State how many lines of the listing below include the word "моҳияти". Give only the number.
— BEGIN —
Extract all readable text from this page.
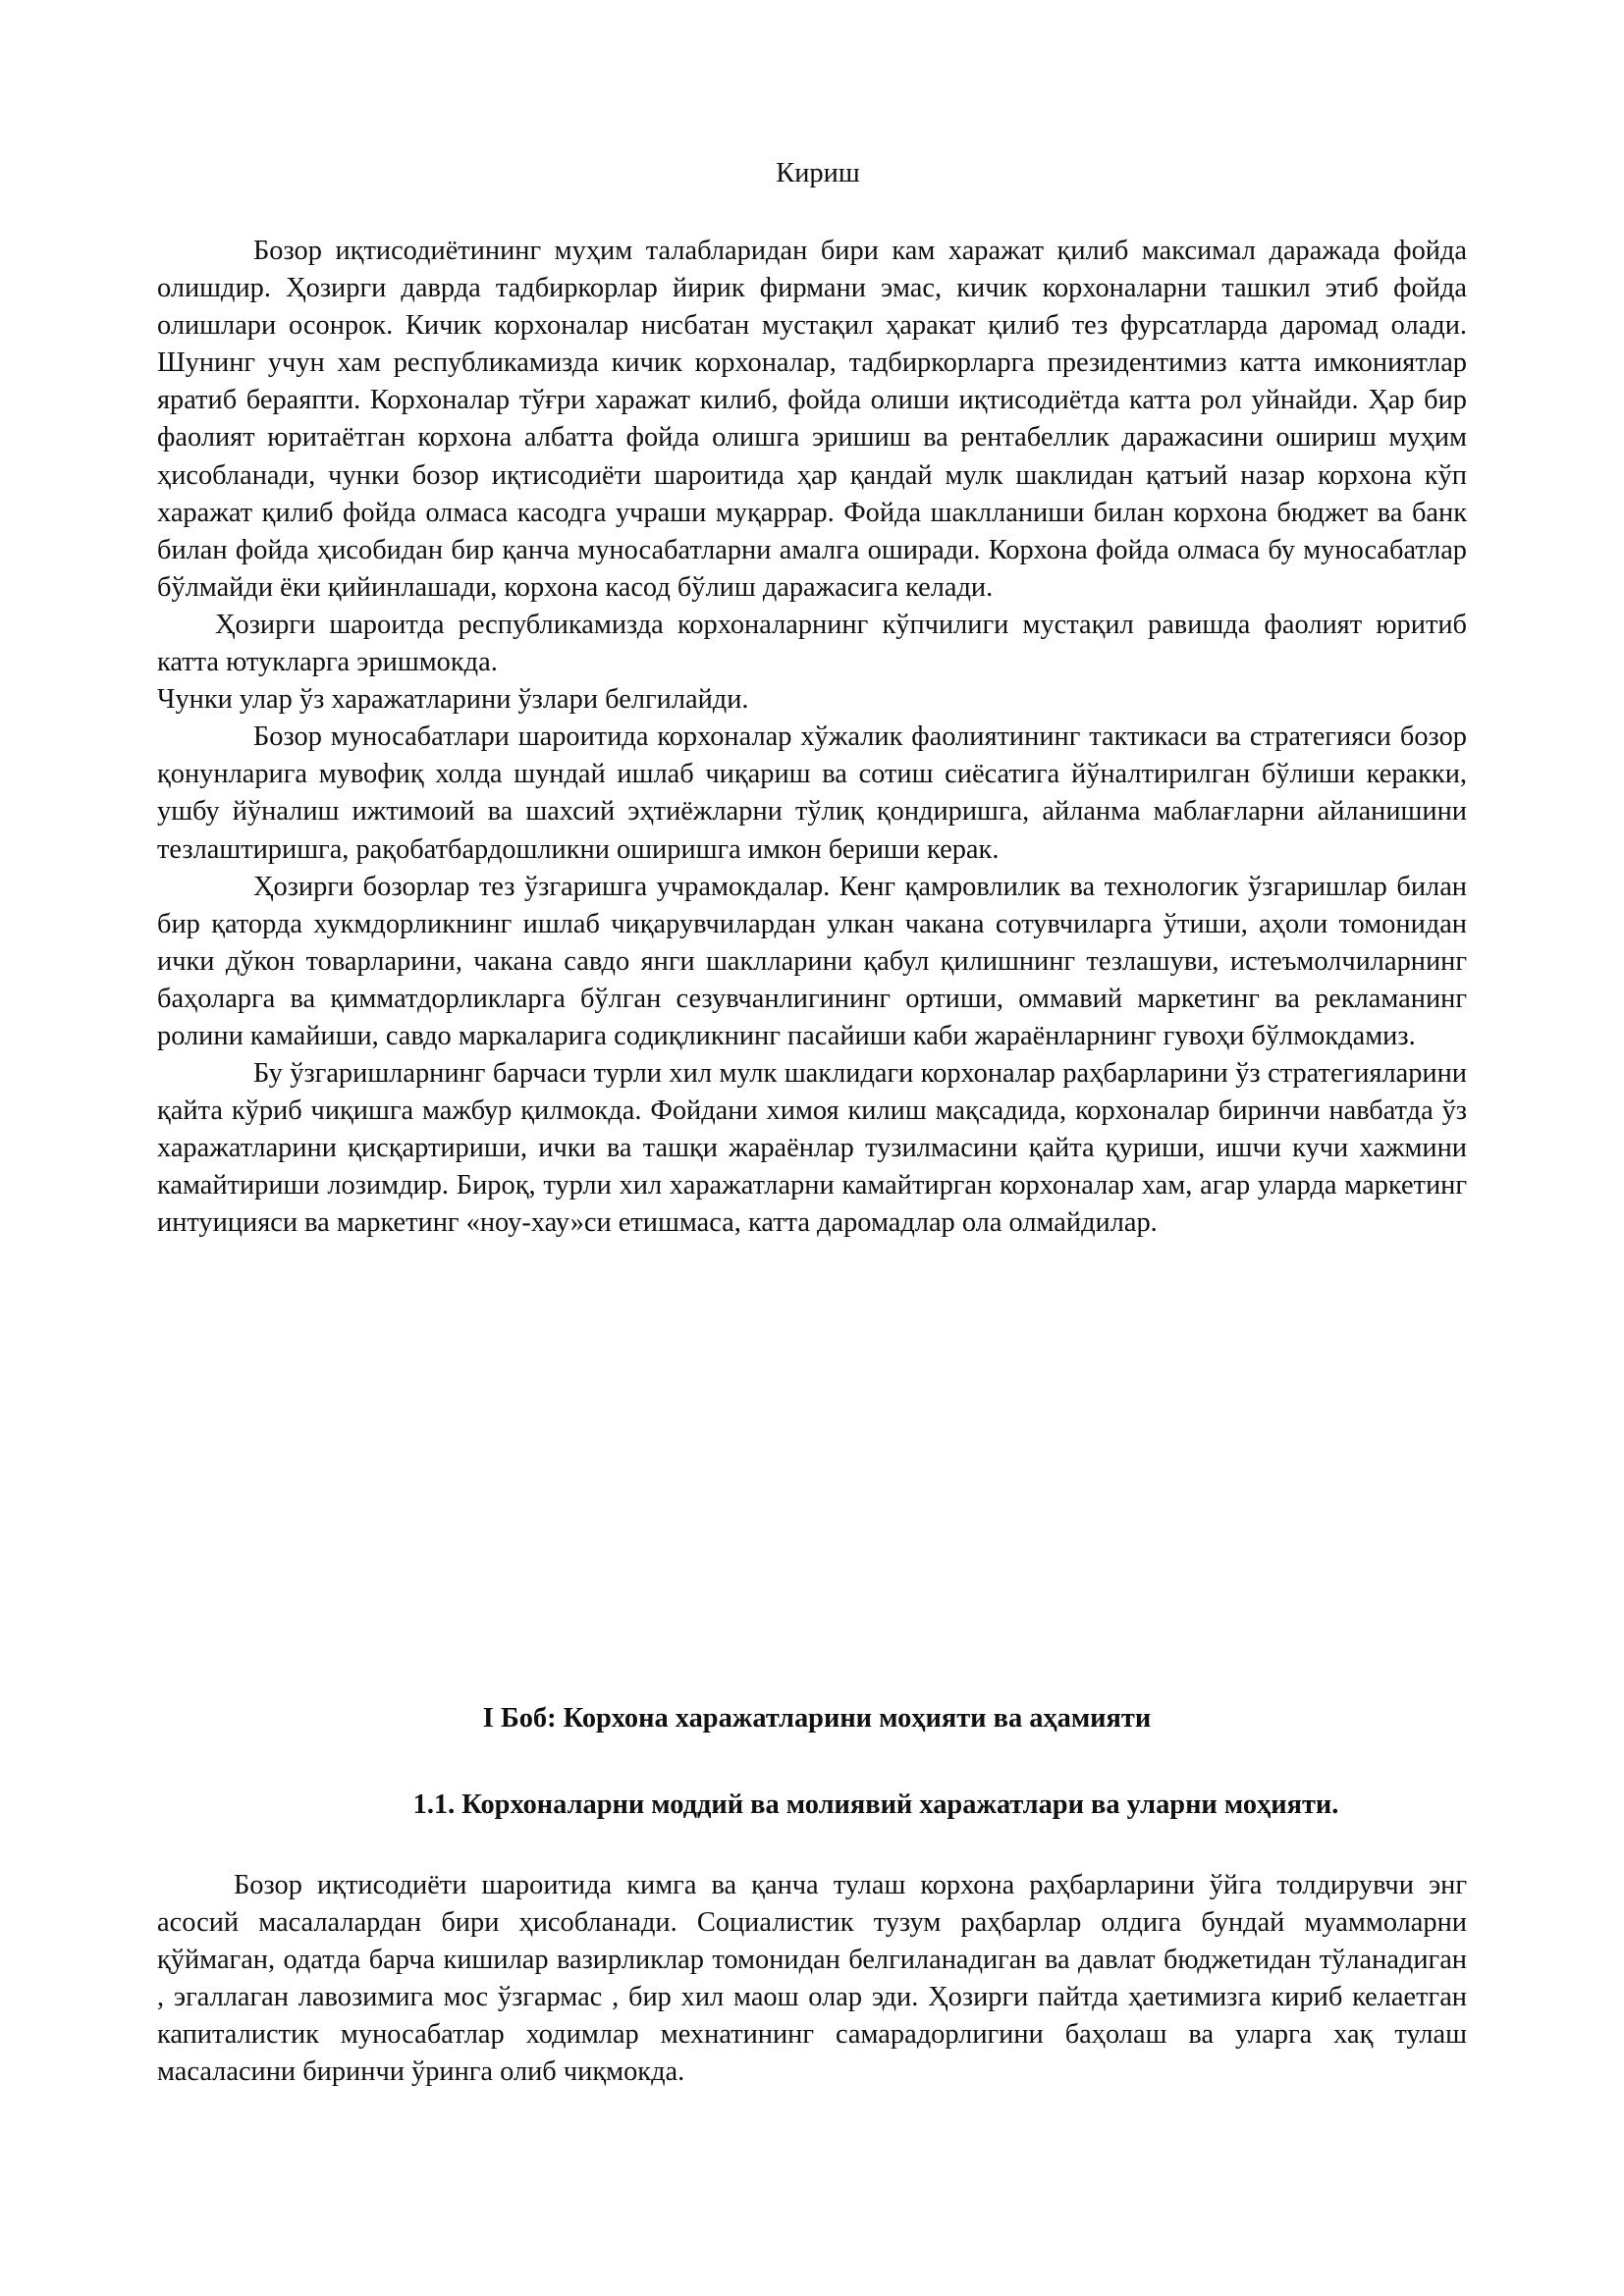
Кириш

Бозор иқтисодиётининг муҳим талабларидан бири кам харажат қилиб максимал даражада фойда олишдир. Ҳозирги даврда тадбиркорлар йирик фирмани эмас, кичик корхоналарни ташкил этиб фойда олишлари осонрок. Кичик корхоналар нисбатан мустақил ҳаракат қилиб тез фурсатларда даромад олади. Шунинг учун хам республикамизда кичик корхоналар, тадбиркорларга президентимиз катта имкониятлар яратиб бераяпти. Корхоналар тўғри харажат килиб, фойда олиши иқтисодиётда катта рол уйнайди. Ҳар бир фаолият юритаётган корхона албатта фойда олишга эришиш ва рентабеллик даражасини ошириш муҳим ҳисобланади, чунки бозор иқтисодиёти шароитида ҳар қандай мулк шаклидан қатъий назар корхона кўп харажат қилиб фойда олмаса касодга учраши муқаррар. Фойда шаклланиши билан корхона бюджет ва банк билан фойда ҳисобидан бир қанча муносабатларни амалга оширади. Корхона фойда олмаса бу муносабатлар бўлмайди ёки қийинлашади, корхона касод бўлиш даражасига келади.

Ҳозирги шароитда республикамизда корхоналарнинг кўпчилиги мустақил равишда фаолият юритиб катта ютукларга эришмокда.

Чунки улар ўз харажатларини ўзлари белгилайди.

Бозор муносабатлари шароитида корхоналар хўжалик фаолиятининг тактикаси ва стратегияси бозор қонунларига мувофиқ холда шундай ишлаб чиқариш ва сотиш сиёсатига йўналтирилган бўлиши керакки, ушбу йўналиш ижтимоий ва шахсий эҳтиёжларни тўлиқ қондиришга, айланма маблағларни айланишини тезлаштиришга, рақобатбардошликни оширишга имкон бериши керак.

Ҳозирги бозорлар тез ўзгаришга учрамокдалар. Кенг қамровлилик ва технологик ўзгаришлар билан бир қаторда хукмдорликнинг ишлаб чиқарувчилардан улкан чакана сотувчиларга ўтиши, аҳоли томонидан ички дўкон товарларини, чакана савдо янги шаклларини қабул қилишнинг тезлашуви, истеъмолчиларнинг баҳоларга ва қимматдорликларга бўлган сезувчанлигининг ортиши, оммавий маркетинг ва рекламанинг ролини камайиши, савдо маркаларига содиқликнинг пасайиши каби жараёнларнинг гувоҳи бўлмокдамиз.

Бу ўзгаришларнинг барчаси турли хил мулк шаклидаги корхоналар раҳбарларини ўз стратегияларини қайта кўриб чиқишга мажбур қилмокда. Фойдани химоя килиш мақсадида, корхоналар биринчи навбатда ўз харажатларини қисқартириши, ички ва ташқи жараёнлар тузилмасини қайта қуриши, ишчи кучи хажмини камайтириши лозимдир. Бироқ, турли хил харажатларни камайтирган корхоналар хам, агар уларда маркетинг интуицияси ва маркетинг «ноу-хау»си етишмаса, катта даромадлар ола олмайдилар.

I Боб: Корхона харажатларини моҳияти ва аҳамияти
1.1. Корхоналарни моддий ва молиявий харажатлари ва уларни моҳияти.

Бозор иқтисодиёти шароитида кимга ва қанча тулаш корхона раҳбарларини ўйга толдирувчи энг асосий масалалардан бири ҳисобланади. Социалистик тузум раҳбарлар олдига бундай муаммоларни қўймаган, одатда барча кишилар вазирликлар томонидан белгиланадиган ва давлат бюджетидан тўланадиган , эгаллаган лавозимига мос ўзгармас , бир хил маош олар эди. Ҳозирги пайтда ҳаетимизга кириб келаетган капиталистик муносабатлар ходимлар мехнатининг самарадорлигини баҳолаш ва уларга хақ тулаш масаласини биринчи ўринга олиб чиқмокда.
— END —
_FINAL RESULT:_
2